What you should do >>
Reproduce verbatim the lines between the one containing "bridge-button[interactable]: Br <box>42" and the one containing "crop-tool-icon[interactable]: ⌗ <box>8", inclusive.

Material to process >>

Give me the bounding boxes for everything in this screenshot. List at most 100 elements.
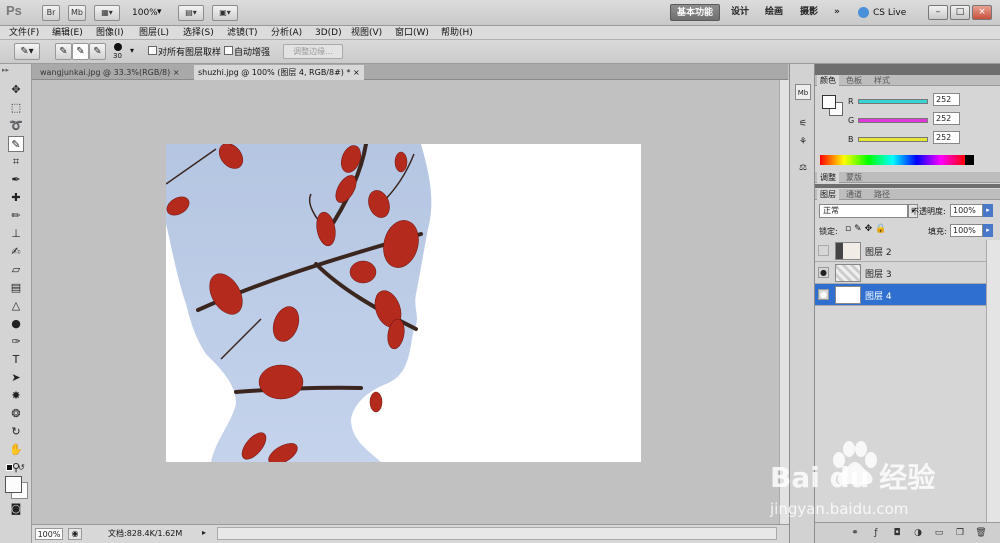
bridge-button[interactable]: Br <box>42 5 60 21</box>
fill-field[interactable]: 100% <box>950 224 983 237</box>
lock-icons[interactable]: ▫✎✥🔒 <box>845 224 889 234</box>
blend-mode-select[interactable]: 正常 <box>819 204 908 218</box>
more-workspaces-button[interactable]: » <box>828 4 846 21</box>
opacity-arrow-icon[interactable]: ▸ <box>983 204 993 217</box>
sample-all-layers-checkbox[interactable] <box>148 46 157 55</box>
refine-edge-button[interactable]: 调整边缘... <box>283 44 343 59</box>
eye-icon[interactable]: ● <box>818 289 829 300</box>
menu-edit[interactable]: 编辑(E) <box>52 26 83 40</box>
layer-row-2[interactable]: 图层 2 <box>815 240 986 262</box>
color-panel-foreground-swatch[interactable] <box>822 95 836 109</box>
brush-tool-icon[interactable]: ✏ <box>8 208 24 224</box>
default-colors-icon[interactable] <box>6 464 13 471</box>
cs-live-button[interactable]: CS Live <box>873 8 906 18</box>
pen-tool-icon[interactable]: ✑ <box>8 334 24 350</box>
zoom-field[interactable]: 100% <box>35 528 63 540</box>
menu-filter[interactable]: 滤镜(T) <box>227 26 258 40</box>
channel-b-value[interactable]: 252 <box>933 131 960 144</box>
workspace-design[interactable]: 设计 <box>725 4 755 21</box>
fill-arrow-icon[interactable]: ▸ <box>983 224 993 237</box>
zoom-level-dropdown[interactable]: 100% <box>132 8 158 18</box>
3d-rotate-tool-icon[interactable]: ❂ <box>8 406 24 422</box>
tab-wangjunkai[interactable]: wangjunkai.jpg @ 33.3%(RGB/8) × <box>36 65 184 80</box>
minimize-button[interactable]: – <box>928 5 948 20</box>
foreground-color-swatch[interactable] <box>5 476 22 493</box>
crop-tool-icon[interactable]: ⌗ <box>8 154 24 170</box>
history-brush-tool-icon[interactable]: ✍ <box>8 244 24 260</box>
eyedropper-tool-icon[interactable]: ✒ <box>8 172 24 188</box>
document-canvas[interactable] <box>166 144 641 462</box>
brush-presets-icon[interactable]: ⚟ <box>795 116 811 132</box>
brush-picker-chevron-icon[interactable]: ▾ <box>130 46 134 55</box>
close-icon[interactable]: × <box>353 68 360 77</box>
shape-tool-icon[interactable]: ✸ <box>8 388 24 404</box>
channel-g-value[interactable]: 252 <box>933 112 960 125</box>
menu-help[interactable]: 帮助(H) <box>441 26 473 40</box>
menu-image[interactable]: 图像(I) <box>96 26 124 40</box>
collapse-icon[interactable]: ▸▸ <box>2 66 9 74</box>
mini-bridge-button[interactable]: Mb <box>68 5 86 21</box>
workspace-photography[interactable]: 摄影 <box>794 4 824 21</box>
lasso-tool-icon[interactable]: ➰ <box>8 118 24 134</box>
clone-source-icon[interactable]: ⚘ <box>795 134 811 150</box>
eye-icon[interactable]: ● <box>818 267 829 278</box>
3d-orbit-tool-icon[interactable]: ↻ <box>8 424 24 440</box>
panel-header[interactable] <box>815 64 1000 75</box>
close-button[interactable]: × <box>972 5 992 20</box>
character-panel-icon[interactable]: ⚖ <box>795 160 811 176</box>
mini-bridge-panel-icon[interactable]: Mb <box>795 84 811 100</box>
tab-channels[interactable]: 通道 <box>843 189 865 200</box>
channel-r-value[interactable]: 252 <box>933 93 960 106</box>
tab-masks[interactable]: 蒙版 <box>843 172 865 183</box>
workspace-essentials[interactable]: 基本功能 <box>670 4 721 21</box>
horizontal-scrollbar[interactable] <box>217 527 777 540</box>
menu-3d[interactable]: 3D(D) <box>315 26 342 40</box>
menu-window[interactable]: 窗口(W) <box>395 26 429 40</box>
layer-row-4[interactable]: ● 图层 4 <box>815 284 986 306</box>
chevron-down-icon[interactable]: ▾ <box>157 7 162 17</box>
menu-file[interactable]: 文件(F) <box>9 26 39 40</box>
menu-analysis[interactable]: 分析(A) <box>271 26 302 40</box>
visibility-toggle[interactable] <box>818 245 829 256</box>
brush-tip-icon[interactable] <box>114 43 122 51</box>
restore-button[interactable]: □ <box>950 5 970 20</box>
screen-mode-button[interactable]: ▣▾ <box>212 5 238 21</box>
clone-stamp-tool-icon[interactable]: ⊥ <box>8 226 24 242</box>
tab-styles[interactable]: 样式 <box>871 75 893 86</box>
status-icon[interactable]: ◉ <box>68 528 82 540</box>
blur-tool-icon[interactable]: △ <box>8 298 24 314</box>
add-to-selection-brush-icon[interactable]: ✎ <box>72 43 89 60</box>
move-tool-icon[interactable]: ✥ <box>8 82 24 98</box>
tab-shuzhi[interactable]: shuzhi.jpg @ 100% (图层 4, RGB/8#) * × <box>194 65 364 80</box>
type-tool-icon[interactable]: T <box>8 352 24 368</box>
tab-adjustments[interactable]: 调整 <box>817 172 839 183</box>
color-spectrum-bar[interactable] <box>820 155 965 165</box>
black-swatch[interactable] <box>965 155 974 165</box>
channel-g-slider[interactable] <box>858 118 928 123</box>
channel-b-slider[interactable] <box>858 137 928 142</box>
new-selection-brush-icon[interactable]: ✎ <box>55 43 72 60</box>
swap-colors-icon[interactable]: ↺ <box>18 463 25 472</box>
path-selection-tool-icon[interactable]: ➤ <box>8 370 24 386</box>
menu-layer[interactable]: 图层(L) <box>139 26 169 40</box>
tab-paths[interactable]: 路径 <box>871 189 893 200</box>
menu-view[interactable]: 视图(V) <box>351 26 382 40</box>
quick-selection-tool-icon[interactable]: ✎ <box>8 136 24 152</box>
opacity-field[interactable]: 100% <box>950 204 983 217</box>
hand-tool-icon[interactable]: ✋ <box>8 442 24 458</box>
healing-brush-tool-icon[interactable]: ✚ <box>8 190 24 206</box>
tab-swatches[interactable]: 色板 <box>843 75 865 86</box>
tab-color[interactable]: 颜色 <box>817 75 839 86</box>
layer-row-3[interactable]: ● 图层 3 <box>815 262 986 284</box>
workspace-painting[interactable]: 绘画 <box>759 4 789 21</box>
arrange-documents-button[interactable]: ▤▾ <box>178 5 204 21</box>
marquee-tool-icon[interactable]: ⬚ <box>8 100 24 116</box>
status-menu-arrow-icon[interactable]: ▸ <box>202 528 206 537</box>
menu-select[interactable]: 选择(S) <box>183 26 214 40</box>
tab-layers[interactable]: 图层 <box>817 189 839 200</box>
gradient-tool-icon[interactable]: ▤ <box>8 280 24 296</box>
quick-mask-icon[interactable]: ◙ <box>8 501 24 517</box>
dodge-tool-icon[interactable]: ● <box>8 316 24 332</box>
eraser-tool-icon[interactable]: ▱ <box>8 262 24 278</box>
channel-r-slider[interactable] <box>858 99 928 104</box>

The answer >>
bridge-button[interactable]: Br <box>42 5 60 21</box>
fill-field[interactable]: 100% <box>950 224 983 237</box>
lock-icons[interactable]: ▫✎✥🔒 <box>845 224 889 234</box>
blend-mode-select[interactable]: 正常 <box>819 204 908 218</box>
more-workspaces-button[interactable]: » <box>828 4 846 21</box>
opacity-arrow-icon[interactable]: ▸ <box>983 204 993 217</box>
sample-all-layers-checkbox[interactable] <box>148 46 157 55</box>
refine-edge-button[interactable]: 调整边缘... <box>283 44 343 59</box>
eye-icon[interactable]: ● <box>818 289 829 300</box>
menu-edit[interactable]: 编辑(E) <box>52 26 83 40</box>
layer-row-2[interactable]: 图层 2 <box>815 240 986 262</box>
color-panel-foreground-swatch[interactable] <box>822 95 836 109</box>
brush-tool-icon[interactable]: ✏ <box>8 208 24 224</box>
default-colors-icon[interactable] <box>6 464 13 471</box>
cs-live-button[interactable]: CS Live <box>873 8 906 18</box>
pen-tool-icon[interactable]: ✑ <box>8 334 24 350</box>
zoom-field[interactable]: 100% <box>35 528 63 540</box>
menu-filter[interactable]: 滤镜(T) <box>227 26 258 40</box>
channel-b-value[interactable]: 252 <box>933 131 960 144</box>
workspace-design[interactable]: 设计 <box>725 4 755 21</box>
fill-arrow-icon[interactable]: ▸ <box>983 224 993 237</box>
zoom-level-dropdown[interactable]: 100% <box>132 8 158 18</box>
3d-rotate-tool-icon[interactable]: ❂ <box>8 406 24 422</box>
tab-wangjunkai[interactable]: wangjunkai.jpg @ 33.3%(RGB/8) × <box>36 65 184 80</box>
minimize-button[interactable]: – <box>928 5 948 20</box>
foreground-color-swatch[interactable] <box>5 476 22 493</box>
crop-tool-icon[interactable]: ⌗ <box>8 154 24 170</box>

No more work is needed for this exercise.